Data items
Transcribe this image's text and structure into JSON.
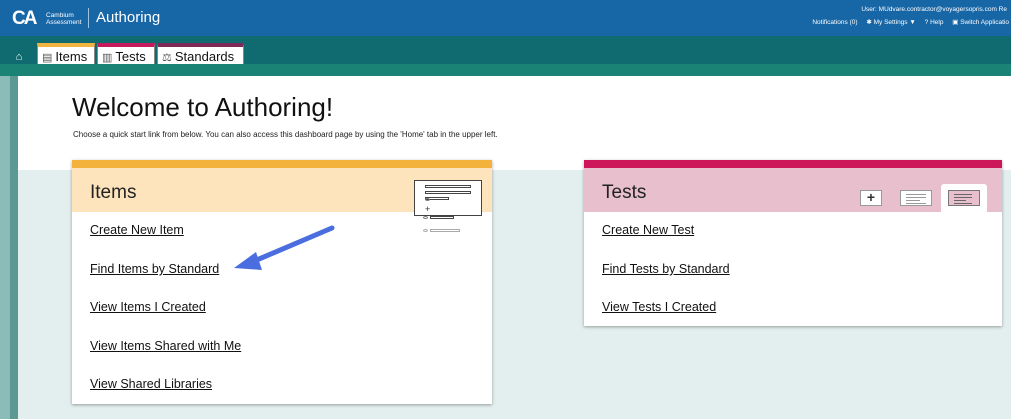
{
  "header": {
    "logo_mark": "CA",
    "logo_line1": "Cambium",
    "logo_line2": "Assessment",
    "app_title": "Authoring",
    "user_line": "User: MUdvare.contractor@voyagersopris.com  Re",
    "notifications": "Notifications (0)",
    "my_settings": "My Settings",
    "help": "Help",
    "switch_app": "Switch Applicatio"
  },
  "tabs": [
    {
      "label": "Items",
      "icon": "document-icon",
      "accent": "#f1b340"
    },
    {
      "label": "Tests",
      "icon": "stack-icon",
      "accent": "#c51a5b"
    },
    {
      "label": "Standards",
      "icon": "balance-scale-icon",
      "accent": "#7d2a5a"
    }
  ],
  "page": {
    "title": "Welcome to Authoring!",
    "subtitle": "Choose a quick start link from below. You can also access this dashboard page by using the 'Home' tab in the upper left."
  },
  "items_card": {
    "title": "Items",
    "links": [
      "Create New Item",
      "Find Items by Standard",
      "View Items I Created",
      "View Items Shared with Me",
      "View Shared Libraries"
    ]
  },
  "tests_card": {
    "title": "Tests",
    "links": [
      "Create New Test",
      "Find Tests by Standard",
      "View Tests I Created"
    ]
  },
  "colors": {
    "header_bg": "#1766a6",
    "tabbar_bg": "#0f6b6f",
    "items_accent": "#f3b23c",
    "tests_accent": "#cc1659",
    "arrow": "#4a6de0"
  }
}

- _Description of the task_
Copy each line of the preceding data that contains the string "Authoring".

- _Task answer_
    "app_title": "Authoring",
    "title": "Welcome to Authoring!",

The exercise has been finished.